§ Data excerpts
● ● ● ●
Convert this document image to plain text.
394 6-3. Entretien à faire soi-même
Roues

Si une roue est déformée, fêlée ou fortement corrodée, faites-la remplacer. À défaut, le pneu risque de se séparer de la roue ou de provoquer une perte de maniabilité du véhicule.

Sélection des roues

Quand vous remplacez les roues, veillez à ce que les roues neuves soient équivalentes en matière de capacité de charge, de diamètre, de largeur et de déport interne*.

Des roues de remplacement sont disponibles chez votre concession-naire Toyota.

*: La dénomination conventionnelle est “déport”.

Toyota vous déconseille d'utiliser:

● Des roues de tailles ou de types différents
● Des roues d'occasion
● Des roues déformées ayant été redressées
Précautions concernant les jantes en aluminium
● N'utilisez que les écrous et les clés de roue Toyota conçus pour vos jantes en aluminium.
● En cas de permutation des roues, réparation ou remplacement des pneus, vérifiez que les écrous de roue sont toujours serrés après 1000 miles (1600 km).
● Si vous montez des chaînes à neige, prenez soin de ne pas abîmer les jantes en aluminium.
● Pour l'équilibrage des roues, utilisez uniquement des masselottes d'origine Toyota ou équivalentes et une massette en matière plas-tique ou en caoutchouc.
● ● ● ●
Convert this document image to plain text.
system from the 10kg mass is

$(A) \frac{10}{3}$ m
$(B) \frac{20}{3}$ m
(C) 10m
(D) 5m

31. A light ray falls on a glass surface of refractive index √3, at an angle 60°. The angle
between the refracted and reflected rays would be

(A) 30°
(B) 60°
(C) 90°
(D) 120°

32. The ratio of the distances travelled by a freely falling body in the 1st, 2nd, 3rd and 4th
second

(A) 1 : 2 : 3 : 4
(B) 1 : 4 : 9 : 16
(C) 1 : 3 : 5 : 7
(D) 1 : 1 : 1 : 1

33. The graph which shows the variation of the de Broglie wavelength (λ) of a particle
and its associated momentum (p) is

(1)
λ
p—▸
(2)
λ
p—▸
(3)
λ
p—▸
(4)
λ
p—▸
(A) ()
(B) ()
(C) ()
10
● ● ● ●
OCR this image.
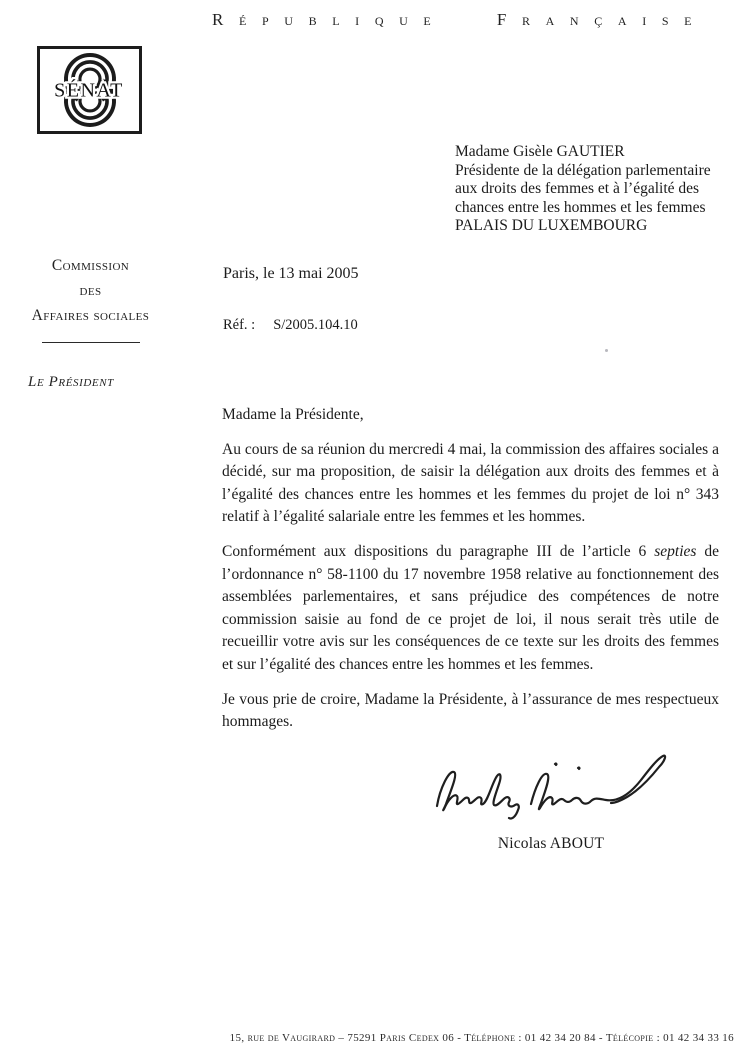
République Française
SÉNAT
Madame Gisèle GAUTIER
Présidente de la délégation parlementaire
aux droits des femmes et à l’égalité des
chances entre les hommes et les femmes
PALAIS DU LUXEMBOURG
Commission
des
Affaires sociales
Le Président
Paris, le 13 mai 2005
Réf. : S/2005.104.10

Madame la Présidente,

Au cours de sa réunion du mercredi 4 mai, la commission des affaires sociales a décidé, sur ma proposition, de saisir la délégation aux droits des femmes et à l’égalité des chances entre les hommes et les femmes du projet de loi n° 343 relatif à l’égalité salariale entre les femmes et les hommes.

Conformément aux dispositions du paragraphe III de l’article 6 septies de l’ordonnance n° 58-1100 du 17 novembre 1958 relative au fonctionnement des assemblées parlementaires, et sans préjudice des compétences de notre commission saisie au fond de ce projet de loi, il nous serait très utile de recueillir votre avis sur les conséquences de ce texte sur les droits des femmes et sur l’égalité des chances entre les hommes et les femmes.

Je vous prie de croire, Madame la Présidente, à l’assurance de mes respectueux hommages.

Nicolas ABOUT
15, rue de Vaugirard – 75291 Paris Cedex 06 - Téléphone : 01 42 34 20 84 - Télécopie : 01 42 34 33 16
● ● ● ●
§ Exercise aim
Check every line for "déport" and show the ones that have it.

§ Written response
Quand vous remplacez les roues, veillez à ce que les roues neuves soient équivalentes en matière de capacité de charge, de diamètre, de largeur et de déport interne*.
*: La dénomination conventionnelle est “déport”.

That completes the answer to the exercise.